==== ENTRIES SUPPLIED ====

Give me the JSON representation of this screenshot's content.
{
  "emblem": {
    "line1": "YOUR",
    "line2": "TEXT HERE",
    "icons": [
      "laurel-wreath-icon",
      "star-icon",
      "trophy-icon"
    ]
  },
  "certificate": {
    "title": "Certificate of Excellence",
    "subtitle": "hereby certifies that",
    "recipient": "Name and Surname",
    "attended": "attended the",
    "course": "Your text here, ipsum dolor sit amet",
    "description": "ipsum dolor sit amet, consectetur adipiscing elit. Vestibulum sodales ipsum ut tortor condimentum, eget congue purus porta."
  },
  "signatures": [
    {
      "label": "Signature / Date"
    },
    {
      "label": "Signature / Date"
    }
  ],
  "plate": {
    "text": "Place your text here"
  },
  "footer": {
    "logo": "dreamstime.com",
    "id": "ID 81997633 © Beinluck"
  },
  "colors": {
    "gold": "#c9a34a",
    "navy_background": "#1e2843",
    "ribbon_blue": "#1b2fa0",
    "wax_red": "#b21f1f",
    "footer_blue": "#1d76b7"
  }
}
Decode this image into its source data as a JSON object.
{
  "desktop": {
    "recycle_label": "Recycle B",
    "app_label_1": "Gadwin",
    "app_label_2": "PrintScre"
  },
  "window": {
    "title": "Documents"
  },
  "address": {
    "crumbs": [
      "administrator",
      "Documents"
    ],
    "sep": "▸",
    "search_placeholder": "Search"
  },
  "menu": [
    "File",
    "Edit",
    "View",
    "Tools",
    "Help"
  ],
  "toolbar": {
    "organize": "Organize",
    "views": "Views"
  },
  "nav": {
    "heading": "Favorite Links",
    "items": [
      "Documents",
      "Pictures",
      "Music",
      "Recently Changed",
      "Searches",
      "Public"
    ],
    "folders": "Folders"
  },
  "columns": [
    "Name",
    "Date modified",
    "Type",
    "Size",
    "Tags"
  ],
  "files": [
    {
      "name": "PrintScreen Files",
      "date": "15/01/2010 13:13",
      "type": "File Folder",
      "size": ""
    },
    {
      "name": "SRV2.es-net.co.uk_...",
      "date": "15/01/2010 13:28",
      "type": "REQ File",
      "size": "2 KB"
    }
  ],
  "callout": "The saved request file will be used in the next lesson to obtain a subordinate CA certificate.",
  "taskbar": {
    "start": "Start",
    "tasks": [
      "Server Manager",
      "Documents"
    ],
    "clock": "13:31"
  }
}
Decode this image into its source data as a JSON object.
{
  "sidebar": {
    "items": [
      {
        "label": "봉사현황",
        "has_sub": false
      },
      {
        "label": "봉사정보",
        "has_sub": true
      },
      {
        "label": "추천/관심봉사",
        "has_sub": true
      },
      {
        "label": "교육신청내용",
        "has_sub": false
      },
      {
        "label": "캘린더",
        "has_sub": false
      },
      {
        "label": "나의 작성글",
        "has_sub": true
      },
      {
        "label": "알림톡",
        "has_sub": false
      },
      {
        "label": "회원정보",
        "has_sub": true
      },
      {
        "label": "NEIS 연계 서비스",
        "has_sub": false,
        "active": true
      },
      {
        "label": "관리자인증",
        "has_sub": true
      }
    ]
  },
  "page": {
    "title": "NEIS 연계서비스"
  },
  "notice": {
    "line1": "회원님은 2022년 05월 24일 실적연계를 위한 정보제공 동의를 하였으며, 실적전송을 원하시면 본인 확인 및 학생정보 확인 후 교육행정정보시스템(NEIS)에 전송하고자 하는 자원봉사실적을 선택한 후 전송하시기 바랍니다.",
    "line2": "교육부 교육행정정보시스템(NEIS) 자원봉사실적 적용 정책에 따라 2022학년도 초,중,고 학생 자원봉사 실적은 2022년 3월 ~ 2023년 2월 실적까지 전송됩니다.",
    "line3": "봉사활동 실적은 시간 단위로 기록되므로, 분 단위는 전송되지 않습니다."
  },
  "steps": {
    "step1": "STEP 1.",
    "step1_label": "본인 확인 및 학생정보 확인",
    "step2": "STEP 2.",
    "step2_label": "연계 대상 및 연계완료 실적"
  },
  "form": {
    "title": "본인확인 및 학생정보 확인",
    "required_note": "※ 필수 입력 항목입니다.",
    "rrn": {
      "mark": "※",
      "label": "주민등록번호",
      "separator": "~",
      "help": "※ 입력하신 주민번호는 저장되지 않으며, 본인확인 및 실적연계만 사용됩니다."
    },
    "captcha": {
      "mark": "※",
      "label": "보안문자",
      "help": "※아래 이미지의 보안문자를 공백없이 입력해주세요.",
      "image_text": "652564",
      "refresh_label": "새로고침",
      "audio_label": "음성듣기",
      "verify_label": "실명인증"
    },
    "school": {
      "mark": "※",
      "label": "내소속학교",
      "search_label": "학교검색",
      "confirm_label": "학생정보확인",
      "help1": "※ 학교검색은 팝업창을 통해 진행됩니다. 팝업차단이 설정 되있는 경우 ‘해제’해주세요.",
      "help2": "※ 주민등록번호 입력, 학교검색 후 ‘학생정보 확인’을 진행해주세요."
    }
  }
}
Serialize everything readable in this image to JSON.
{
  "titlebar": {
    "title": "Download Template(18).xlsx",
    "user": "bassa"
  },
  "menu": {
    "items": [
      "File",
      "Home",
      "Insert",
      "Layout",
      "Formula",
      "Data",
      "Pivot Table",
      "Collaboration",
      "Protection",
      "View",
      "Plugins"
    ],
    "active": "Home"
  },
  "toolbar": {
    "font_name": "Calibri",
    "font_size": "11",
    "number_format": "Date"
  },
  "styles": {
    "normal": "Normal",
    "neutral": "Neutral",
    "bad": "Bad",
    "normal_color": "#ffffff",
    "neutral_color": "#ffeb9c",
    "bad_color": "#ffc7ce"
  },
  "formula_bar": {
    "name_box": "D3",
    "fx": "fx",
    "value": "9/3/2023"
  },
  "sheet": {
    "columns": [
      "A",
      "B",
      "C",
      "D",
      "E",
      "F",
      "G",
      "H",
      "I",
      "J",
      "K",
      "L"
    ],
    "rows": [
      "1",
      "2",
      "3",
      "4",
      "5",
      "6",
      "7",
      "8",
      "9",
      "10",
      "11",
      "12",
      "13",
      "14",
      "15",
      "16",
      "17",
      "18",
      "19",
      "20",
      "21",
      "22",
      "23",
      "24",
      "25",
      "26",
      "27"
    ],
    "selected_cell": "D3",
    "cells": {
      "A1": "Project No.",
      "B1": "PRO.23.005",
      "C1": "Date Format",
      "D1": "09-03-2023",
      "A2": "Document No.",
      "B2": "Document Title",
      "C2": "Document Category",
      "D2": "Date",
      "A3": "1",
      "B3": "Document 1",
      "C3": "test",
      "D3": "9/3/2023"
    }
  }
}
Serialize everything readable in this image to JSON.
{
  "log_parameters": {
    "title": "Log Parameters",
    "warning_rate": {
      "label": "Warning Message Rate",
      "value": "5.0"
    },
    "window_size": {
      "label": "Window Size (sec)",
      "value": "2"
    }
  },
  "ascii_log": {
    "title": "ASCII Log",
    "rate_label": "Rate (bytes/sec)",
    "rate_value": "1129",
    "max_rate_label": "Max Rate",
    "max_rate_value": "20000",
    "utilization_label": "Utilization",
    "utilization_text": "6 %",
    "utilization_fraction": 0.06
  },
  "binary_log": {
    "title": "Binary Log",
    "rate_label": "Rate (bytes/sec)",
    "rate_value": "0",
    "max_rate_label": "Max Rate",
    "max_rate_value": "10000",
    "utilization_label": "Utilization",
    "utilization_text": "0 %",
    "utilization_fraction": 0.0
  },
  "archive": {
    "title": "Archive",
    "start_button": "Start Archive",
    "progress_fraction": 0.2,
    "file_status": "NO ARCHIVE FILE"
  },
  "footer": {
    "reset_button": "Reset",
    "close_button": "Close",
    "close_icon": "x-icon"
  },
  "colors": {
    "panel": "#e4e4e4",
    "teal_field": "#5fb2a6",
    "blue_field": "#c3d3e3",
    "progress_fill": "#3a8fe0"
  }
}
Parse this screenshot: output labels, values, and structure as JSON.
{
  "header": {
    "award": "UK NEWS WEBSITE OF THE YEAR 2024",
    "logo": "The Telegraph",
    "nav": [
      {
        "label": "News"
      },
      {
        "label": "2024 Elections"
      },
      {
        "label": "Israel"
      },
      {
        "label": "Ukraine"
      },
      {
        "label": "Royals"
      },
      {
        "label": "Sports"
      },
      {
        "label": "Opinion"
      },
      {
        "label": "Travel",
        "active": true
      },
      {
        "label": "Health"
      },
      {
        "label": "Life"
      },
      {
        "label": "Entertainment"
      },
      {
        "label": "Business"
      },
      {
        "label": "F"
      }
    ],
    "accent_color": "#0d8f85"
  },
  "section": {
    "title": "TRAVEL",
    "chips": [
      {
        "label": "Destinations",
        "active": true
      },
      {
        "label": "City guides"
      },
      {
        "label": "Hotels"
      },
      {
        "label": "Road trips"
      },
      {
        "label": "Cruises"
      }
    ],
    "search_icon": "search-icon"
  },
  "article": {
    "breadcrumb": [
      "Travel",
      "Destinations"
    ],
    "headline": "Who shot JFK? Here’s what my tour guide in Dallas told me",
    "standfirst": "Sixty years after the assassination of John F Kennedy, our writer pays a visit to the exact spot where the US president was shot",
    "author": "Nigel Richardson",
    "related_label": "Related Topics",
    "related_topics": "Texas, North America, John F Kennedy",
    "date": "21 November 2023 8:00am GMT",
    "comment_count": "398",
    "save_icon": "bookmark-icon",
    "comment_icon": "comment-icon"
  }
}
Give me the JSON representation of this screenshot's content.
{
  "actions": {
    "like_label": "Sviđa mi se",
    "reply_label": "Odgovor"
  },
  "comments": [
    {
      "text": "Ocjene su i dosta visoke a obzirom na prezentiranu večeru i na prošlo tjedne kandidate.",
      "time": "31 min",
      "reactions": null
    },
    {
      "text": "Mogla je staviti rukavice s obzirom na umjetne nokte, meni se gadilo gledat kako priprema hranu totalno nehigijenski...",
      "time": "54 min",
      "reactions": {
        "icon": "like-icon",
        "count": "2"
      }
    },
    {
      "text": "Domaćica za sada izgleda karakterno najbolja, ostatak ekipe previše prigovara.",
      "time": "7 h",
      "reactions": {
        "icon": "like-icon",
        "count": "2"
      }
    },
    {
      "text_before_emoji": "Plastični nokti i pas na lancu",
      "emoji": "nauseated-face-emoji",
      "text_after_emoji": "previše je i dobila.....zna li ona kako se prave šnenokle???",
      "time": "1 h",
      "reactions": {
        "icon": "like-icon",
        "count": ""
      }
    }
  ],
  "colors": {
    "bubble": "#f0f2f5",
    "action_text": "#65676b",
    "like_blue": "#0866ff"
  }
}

====

Your task is to gather every line with the word "주민등록번호" and copy it.

      "label": "주민등록번호",
      "help2": "※ 주민등록번호 입력, 학교검색 후 ‘학생정보 확인’을 진행해주세요."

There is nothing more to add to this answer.